>> Start DATA SECTION
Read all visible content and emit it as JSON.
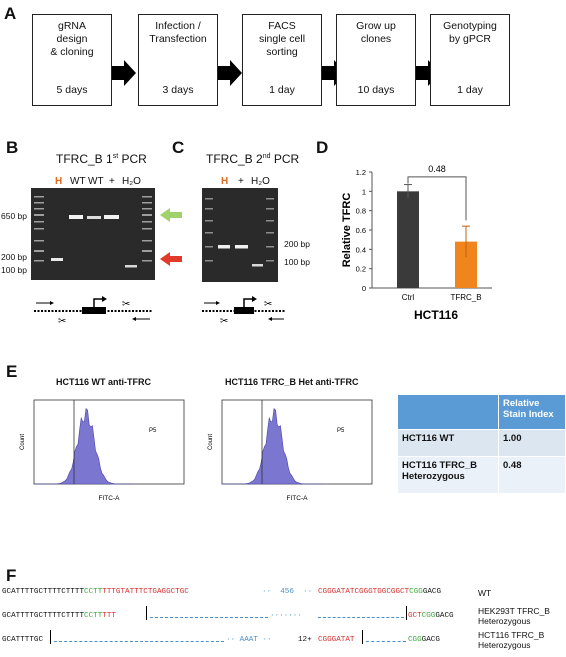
{
  "panelA": {
    "label": "A",
    "steps": [
      {
        "title": "gRNA\ndesign\n& cloning",
        "days": "5 days"
      },
      {
        "title": "Infection /\nTransfection",
        "days": "3 days"
      },
      {
        "title": "FACS\nsingle cell\nsorting",
        "days": "1 day"
      },
      {
        "title": "Grow up\nclones",
        "days": "10 days"
      },
      {
        "title": "Genotyping\nby gPCR",
        "days": "1 day"
      }
    ]
  },
  "panelB": {
    "label": "B",
    "title_main": "TFRC_B 1",
    "title_sup": "st",
    "title_end": " PCR",
    "lanes": {
      "h": "H",
      "wt1": "WT",
      "wt2": "WT",
      "plus": "+",
      "water": "H₂O"
    },
    "bp_labels": {
      "b650": "650 bp",
      "b200": "200 bp",
      "b100": "100 bp"
    }
  },
  "panelC": {
    "label": "C",
    "title_main": "TFRC_B 2",
    "title_sup": "nd",
    "title_end": " PCR",
    "lanes": {
      "h": "H",
      "plus": "+",
      "water": "H₂O"
    },
    "bp_labels": {
      "b200": "200 bp",
      "b100": "100 bp"
    }
  },
  "panelD": {
    "label": "D",
    "cell_line": "HCT116",
    "pvalue": "0.48",
    "ylabel": "Relative TFRC",
    "yticks": [
      "0",
      "0.2",
      "0.4",
      "0.6",
      "0.8",
      "1",
      "1.2"
    ]
  },
  "chart_data": {
    "type": "bar",
    "categories": [
      "Ctrl",
      "TFRC_B"
    ],
    "values": [
      1.0,
      0.48
    ],
    "errors": [
      0.07,
      0.16
    ],
    "ylabel": "Relative TFRC",
    "xlabel": "HCT116",
    "ylim": [
      0,
      1.2
    ],
    "annotation": "0.48",
    "colors": [
      "#3a3a3a",
      "#f0851e"
    ]
  },
  "panelE": {
    "label": "E",
    "hist1_title": "HCT116 WT anti-TFRC",
    "hist2_title": "HCT116 TFRC_B Het anti-TFRC",
    "gate": "P5",
    "ylabel": "Count",
    "xlabel": "FITC-A",
    "table": {
      "header": [
        "",
        "Relative\nStain Index"
      ],
      "rows": [
        {
          "name": "HCT116 WT",
          "value": "1.00"
        },
        {
          "name": "HCT116 TFRC_B\nHeterozygous",
          "value": "0.48"
        }
      ]
    }
  },
  "panelF": {
    "label": "F",
    "wt": {
      "s1": "GCATTTTGCTTTTCTTTT",
      "s2": "CCTT",
      "s3": "TTTGTATTTCTGAGGCTGC",
      "gap": "··  456  ··",
      "s4": "CGGGATATCGGGTGGCGGCT",
      "s5": "CGG",
      "s6": "GACG",
      "label": "WT"
    },
    "hek": {
      "s1": "GCATTTTGCTTTTCTTTT",
      "s2": "CCTT",
      "s3": "TTT",
      "dots": "·······",
      "s4": "GCT",
      "s5": "CGG",
      "s6": "GACG",
      "label": "HEK293T TFRC_B\nHeterozygous"
    },
    "hct": {
      "s1": "GCATTTTGC",
      "mid": "AAAT",
      "ins": "12+",
      "s4": "CGGGATAT",
      "s5": "CGG",
      "s6": "GACG",
      "label": "HCT116 TFRC_B\nHeterozygous"
    }
  },
  "colors": {
    "red_seq": "#d62f2f",
    "green_seq": "#3aaa35",
    "blue_gap": "#4a90c8",
    "orange": "#f0851e",
    "hist_fill": "#7b76d0"
  }
}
>> End DATA SECTION
WHAT TO DO:
Please write out all the data again word for word, but not the pictures.

EXPECTED ANSWER:
Read all visible content and emit it as JSON.
{
  "panelA": {
    "label": "A",
    "steps": [
      {
        "title": "gRNA\ndesign\n& cloning",
        "days": "5 days"
      },
      {
        "title": "Infection /\nTransfection",
        "days": "3 days"
      },
      {
        "title": "FACS\nsingle cell\nsorting",
        "days": "1 day"
      },
      {
        "title": "Grow up\nclones",
        "days": "10 days"
      },
      {
        "title": "Genotyping\nby gPCR",
        "days": "1 day"
      }
    ]
  },
  "panelB": {
    "label": "B",
    "title_main": "TFRC_B 1",
    "title_sup": "st",
    "title_end": " PCR",
    "lanes": {
      "h": "H",
      "wt1": "WT",
      "wt2": "WT",
      "plus": "+",
      "water": "H₂O"
    },
    "bp_labels": {
      "b650": "650 bp",
      "b200": "200 bp",
      "b100": "100 bp"
    }
  },
  "panelC": {
    "label": "C",
    "title_main": "TFRC_B 2",
    "title_sup": "nd",
    "title_end": " PCR",
    "lanes": {
      "h": "H",
      "plus": "+",
      "water": "H₂O"
    },
    "bp_labels": {
      "b200": "200 bp",
      "b100": "100 bp"
    }
  },
  "panelD": {
    "label": "D",
    "cell_line": "HCT116",
    "pvalue": "0.48",
    "ylabel": "Relative TFRC",
    "yticks": [
      "0",
      "0.2",
      "0.4",
      "0.6",
      "0.8",
      "1",
      "1.2"
    ]
  },
  "chart_data": {
    "type": "bar",
    "categories": [
      "Ctrl",
      "TFRC_B"
    ],
    "values": [
      1.0,
      0.48
    ],
    "errors": [
      0.07,
      0.16
    ],
    "ylabel": "Relative TFRC",
    "xlabel": "HCT116",
    "ylim": [
      0,
      1.2
    ],
    "annotation": "0.48",
    "colors": [
      "#3a3a3a",
      "#f0851e"
    ]
  },
  "panelE": {
    "label": "E",
    "hist1_title": "HCT116 WT anti-TFRC",
    "hist2_title": "HCT116 TFRC_B Het anti-TFRC",
    "gate": "P5",
    "ylabel": "Count",
    "xlabel": "FITC-A",
    "table": {
      "header": [
        "",
        "Relative\nStain Index"
      ],
      "rows": [
        {
          "name": "HCT116 WT",
          "value": "1.00"
        },
        {
          "name": "HCT116 TFRC_B\nHeterozygous",
          "value": "0.48"
        }
      ]
    }
  },
  "panelF": {
    "label": "F",
    "wt": {
      "s1": "GCATTTTGCTTTTCTTTT",
      "s2": "CCTT",
      "s3": "TTTGTATTTCTGAGGCTGC",
      "gap": "··  456  ··",
      "s4": "CGGGATATCGGGTGGCGGCT",
      "s5": "CGG",
      "s6": "GACG",
      "label": "WT"
    },
    "hek": {
      "s1": "GCATTTTGCTTTTCTTTT",
      "s2": "CCTT",
      "s3": "TTT",
      "dots": "·······",
      "s4": "GCT",
      "s5": "CGG",
      "s6": "GACG",
      "label": "HEK293T TFRC_B\nHeterozygous"
    },
    "hct": {
      "s1": "GCATTTTGC",
      "mid": "AAAT",
      "ins": "12+",
      "s4": "CGGGATAT",
      "s5": "CGG",
      "s6": "GACG",
      "label": "HCT116 TFRC_B\nHeterozygous"
    }
  },
  "colors": {
    "red_seq": "#d62f2f",
    "green_seq": "#3aaa35",
    "blue_gap": "#4a90c8",
    "orange": "#f0851e",
    "hist_fill": "#7b76d0"
  }
}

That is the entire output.